— Task to complete —
Exactly reproduce the lines from the line containing "Decode this image" to the end of the data below, inclusive, and nothing else.

--- Start of Raw data ---

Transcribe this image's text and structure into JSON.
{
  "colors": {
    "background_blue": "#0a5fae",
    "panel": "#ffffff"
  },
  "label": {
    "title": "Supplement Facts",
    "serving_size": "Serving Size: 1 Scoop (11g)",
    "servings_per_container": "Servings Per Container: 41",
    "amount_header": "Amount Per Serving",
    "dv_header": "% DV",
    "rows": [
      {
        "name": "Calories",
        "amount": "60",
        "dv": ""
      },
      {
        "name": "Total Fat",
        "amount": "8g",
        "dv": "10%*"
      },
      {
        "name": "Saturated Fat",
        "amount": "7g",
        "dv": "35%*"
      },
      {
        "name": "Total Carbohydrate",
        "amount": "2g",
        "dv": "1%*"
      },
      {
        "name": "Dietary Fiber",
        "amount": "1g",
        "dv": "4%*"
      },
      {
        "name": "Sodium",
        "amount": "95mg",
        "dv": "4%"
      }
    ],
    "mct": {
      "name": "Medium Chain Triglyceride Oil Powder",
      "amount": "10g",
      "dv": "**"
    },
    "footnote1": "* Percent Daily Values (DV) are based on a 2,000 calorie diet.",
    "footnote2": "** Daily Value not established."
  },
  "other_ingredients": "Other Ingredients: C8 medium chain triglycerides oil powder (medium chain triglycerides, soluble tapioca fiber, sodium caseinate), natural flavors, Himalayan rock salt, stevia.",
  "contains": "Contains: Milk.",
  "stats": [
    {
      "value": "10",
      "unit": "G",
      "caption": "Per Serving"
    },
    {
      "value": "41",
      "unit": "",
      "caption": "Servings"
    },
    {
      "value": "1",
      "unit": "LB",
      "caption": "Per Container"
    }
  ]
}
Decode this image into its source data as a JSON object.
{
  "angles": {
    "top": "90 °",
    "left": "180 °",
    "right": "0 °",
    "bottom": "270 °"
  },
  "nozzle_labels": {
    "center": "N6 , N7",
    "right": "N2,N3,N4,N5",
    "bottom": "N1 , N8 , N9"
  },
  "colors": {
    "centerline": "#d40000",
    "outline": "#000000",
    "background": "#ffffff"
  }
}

--- End of Raw data ---

— Result —
Decode this image into its source data as a JSON object.
{
  "angles": {
    "top": "90 °",
    "left": "180 °",
    "right": "0 °",
    "bottom": "270 °"
  },
  "nozzle_labels": {
    "center": "N6 , N7",
    "right": "N2,N3,N4,N5",
    "bottom": "N1 , N8 , N9"
  },
  "colors": {
    "centerline": "#d40000",
    "outline": "#000000",
    "background": "#ffffff"
  }
}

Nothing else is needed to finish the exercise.